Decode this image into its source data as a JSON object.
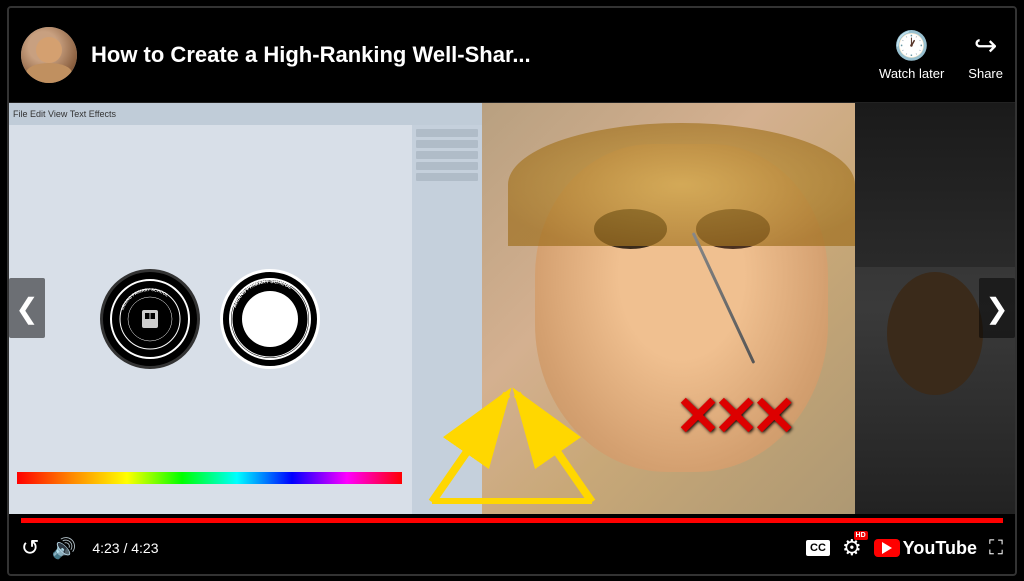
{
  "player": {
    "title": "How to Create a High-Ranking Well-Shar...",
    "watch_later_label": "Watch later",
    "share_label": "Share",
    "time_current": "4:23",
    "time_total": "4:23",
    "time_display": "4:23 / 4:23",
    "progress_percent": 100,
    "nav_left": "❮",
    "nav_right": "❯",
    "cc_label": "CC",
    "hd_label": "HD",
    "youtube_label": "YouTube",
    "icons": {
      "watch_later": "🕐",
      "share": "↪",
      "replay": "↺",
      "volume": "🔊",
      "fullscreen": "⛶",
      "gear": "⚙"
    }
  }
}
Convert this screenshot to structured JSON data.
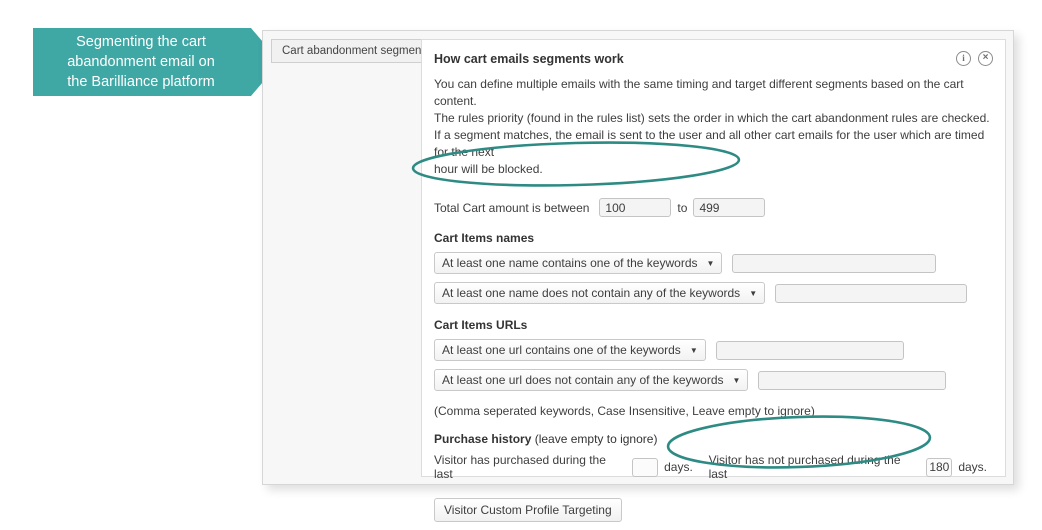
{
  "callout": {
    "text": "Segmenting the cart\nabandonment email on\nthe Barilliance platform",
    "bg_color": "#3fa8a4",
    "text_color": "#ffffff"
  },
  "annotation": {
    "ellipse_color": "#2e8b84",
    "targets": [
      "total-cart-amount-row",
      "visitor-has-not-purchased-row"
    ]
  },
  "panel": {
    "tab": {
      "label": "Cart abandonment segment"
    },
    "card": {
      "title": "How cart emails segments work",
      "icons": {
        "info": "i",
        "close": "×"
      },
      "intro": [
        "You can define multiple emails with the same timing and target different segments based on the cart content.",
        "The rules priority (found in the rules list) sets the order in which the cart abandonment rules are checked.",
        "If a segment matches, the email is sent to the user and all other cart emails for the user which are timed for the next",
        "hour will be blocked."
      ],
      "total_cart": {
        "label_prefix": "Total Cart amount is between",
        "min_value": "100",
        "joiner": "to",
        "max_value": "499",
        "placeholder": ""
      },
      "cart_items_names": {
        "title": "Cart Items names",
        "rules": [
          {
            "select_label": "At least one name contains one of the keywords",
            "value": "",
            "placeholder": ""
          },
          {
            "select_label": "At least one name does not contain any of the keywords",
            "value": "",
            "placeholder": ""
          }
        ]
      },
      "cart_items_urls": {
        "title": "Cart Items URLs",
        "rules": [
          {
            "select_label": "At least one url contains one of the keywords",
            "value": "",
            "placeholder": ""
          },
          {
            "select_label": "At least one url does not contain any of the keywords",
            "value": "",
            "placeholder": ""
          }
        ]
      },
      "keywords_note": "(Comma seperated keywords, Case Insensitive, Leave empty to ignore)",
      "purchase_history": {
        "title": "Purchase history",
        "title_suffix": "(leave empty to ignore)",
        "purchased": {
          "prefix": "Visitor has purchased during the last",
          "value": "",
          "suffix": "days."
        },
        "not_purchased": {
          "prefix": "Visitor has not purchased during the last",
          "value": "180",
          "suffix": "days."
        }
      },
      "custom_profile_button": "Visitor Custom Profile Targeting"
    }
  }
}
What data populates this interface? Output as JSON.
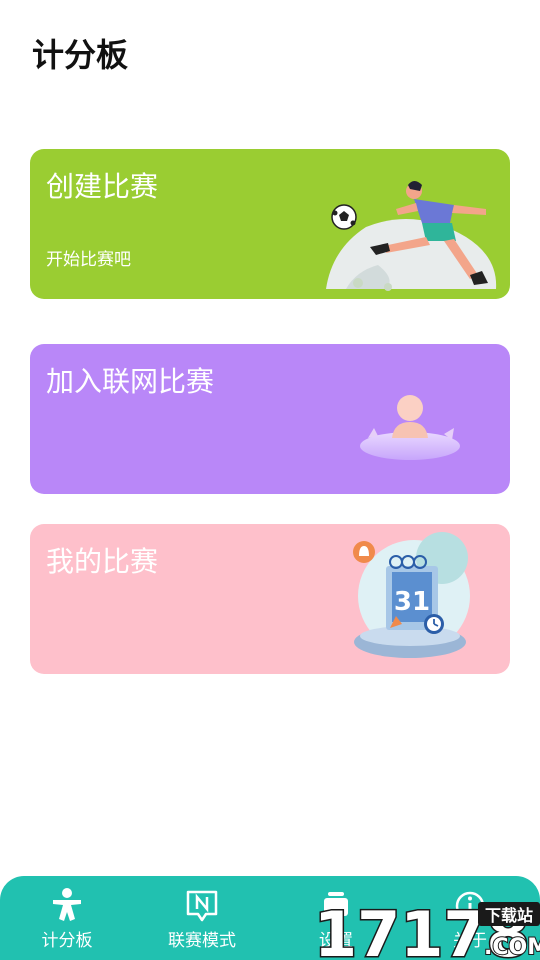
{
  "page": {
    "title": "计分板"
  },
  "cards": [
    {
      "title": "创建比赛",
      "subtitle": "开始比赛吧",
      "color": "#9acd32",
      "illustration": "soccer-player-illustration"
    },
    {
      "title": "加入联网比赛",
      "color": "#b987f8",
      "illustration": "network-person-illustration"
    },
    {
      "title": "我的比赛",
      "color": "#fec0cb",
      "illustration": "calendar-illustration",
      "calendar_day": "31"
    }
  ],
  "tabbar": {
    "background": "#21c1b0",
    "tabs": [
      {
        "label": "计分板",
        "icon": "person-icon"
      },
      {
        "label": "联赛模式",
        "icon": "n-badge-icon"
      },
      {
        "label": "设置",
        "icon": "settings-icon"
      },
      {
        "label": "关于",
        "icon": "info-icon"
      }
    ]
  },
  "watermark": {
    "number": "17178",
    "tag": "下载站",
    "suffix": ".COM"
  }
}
----------------
[WHAT NEEDS TO BE DONE]
Write out every line above exactly as it is, leaving out the pictures.

[ANSWER FOR THIS EXERCISE]
Decode this image into its source data as a JSON object.
{
  "player": {
    "title": "How to Create a High-Ranking Well-Shar...",
    "watch_later_label": "Watch later",
    "share_label": "Share",
    "time_current": "4:23",
    "time_total": "4:23",
    "time_display": "4:23 / 4:23",
    "progress_percent": 100,
    "nav_left": "❮",
    "nav_right": "❯",
    "cc_label": "CC",
    "hd_label": "HD",
    "youtube_label": "YouTube",
    "icons": {
      "watch_later": "🕐",
      "share": "↪",
      "replay": "↺",
      "volume": "🔊",
      "fullscreen": "⛶",
      "gear": "⚙"
    }
  }
}
Convert this screenshot to structured JSON data.
{
  "callout": {
    "text": "Segmenting the cart\nabandonment email on\nthe Barilliance platform",
    "bg_color": "#3fa8a4",
    "text_color": "#ffffff"
  },
  "annotation": {
    "ellipse_color": "#2e8b84",
    "targets": [
      "total-cart-amount-row",
      "visitor-has-not-purchased-row"
    ]
  },
  "panel": {
    "tab": {
      "label": "Cart abandonment segment"
    },
    "card": {
      "title": "How cart emails segments work",
      "icons": {
        "info": "i",
        "close": "×"
      },
      "intro": [
        "You can define multiple emails with the same timing and target different segments based on the cart content.",
        "The rules priority (found in the rules list) sets the order in which the cart abandonment rules are checked.",
        "If a segment matches, the email is sent to the user and all other cart emails for the user which are timed for the next",
        "hour will be blocked."
      ],
      "total_cart": {
        "label_prefix": "Total Cart amount is between",
        "min_value": "100",
        "joiner": "to",
        "max_value": "499",
        "placeholder": ""
      },
      "cart_items_names": {
        "title": "Cart Items names",
        "rules": [
          {
            "select_label": "At least one name contains one of the keywords",
            "value": "",
            "placeholder": ""
          },
          {
            "select_label": "At least one name does not contain any of the keywords",
            "value": "",
            "placeholder": ""
          }
        ]
      },
      "cart_items_urls": {
        "title": "Cart Items URLs",
        "rules": [
          {
            "select_label": "At least one url contains one of the keywords",
            "value": "",
            "placeholder": ""
          },
          {
            "select_label": "At least one url does not contain any of the keywords",
            "value": "",
            "placeholder": ""
          }
        ]
      },
      "keywords_note": "(Comma seperated keywords, Case Insensitive, Leave empty to ignore)",
      "purchase_history": {
        "title": "Purchase history",
        "title_suffix": "(leave empty to ignore)",
        "purchased": {
          "prefix": "Visitor has purchased during the last",
          "value": "",
          "suffix": "days."
        },
        "not_purchased": {
          "prefix": "Visitor has not purchased during the last",
          "value": "180",
          "suffix": "days."
        }
      },
      "custom_profile_button": "Visitor Custom Profile Targeting"
    }
  }
}
What data populates this interface? Output as JSON.
{
  "page": {
    "title": "计分板"
  },
  "cards": [
    {
      "title": "创建比赛",
      "subtitle": "开始比赛吧",
      "color": "#9acd32",
      "illustration": "soccer-player-illustration"
    },
    {
      "title": "加入联网比赛",
      "color": "#b987f8",
      "illustration": "network-person-illustration"
    },
    {
      "title": "我的比赛",
      "color": "#fec0cb",
      "illustration": "calendar-illustration",
      "calendar_day": "31"
    }
  ],
  "tabbar": {
    "background": "#21c1b0",
    "tabs": [
      {
        "label": "计分板",
        "icon": "person-icon"
      },
      {
        "label": "联赛模式",
        "icon": "n-badge-icon"
      },
      {
        "label": "设置",
        "icon": "settings-icon"
      },
      {
        "label": "关于",
        "icon": "info-icon"
      }
    ]
  },
  "watermark": {
    "number": "17178",
    "tag": "下载站",
    "suffix": ".COM"
  }
}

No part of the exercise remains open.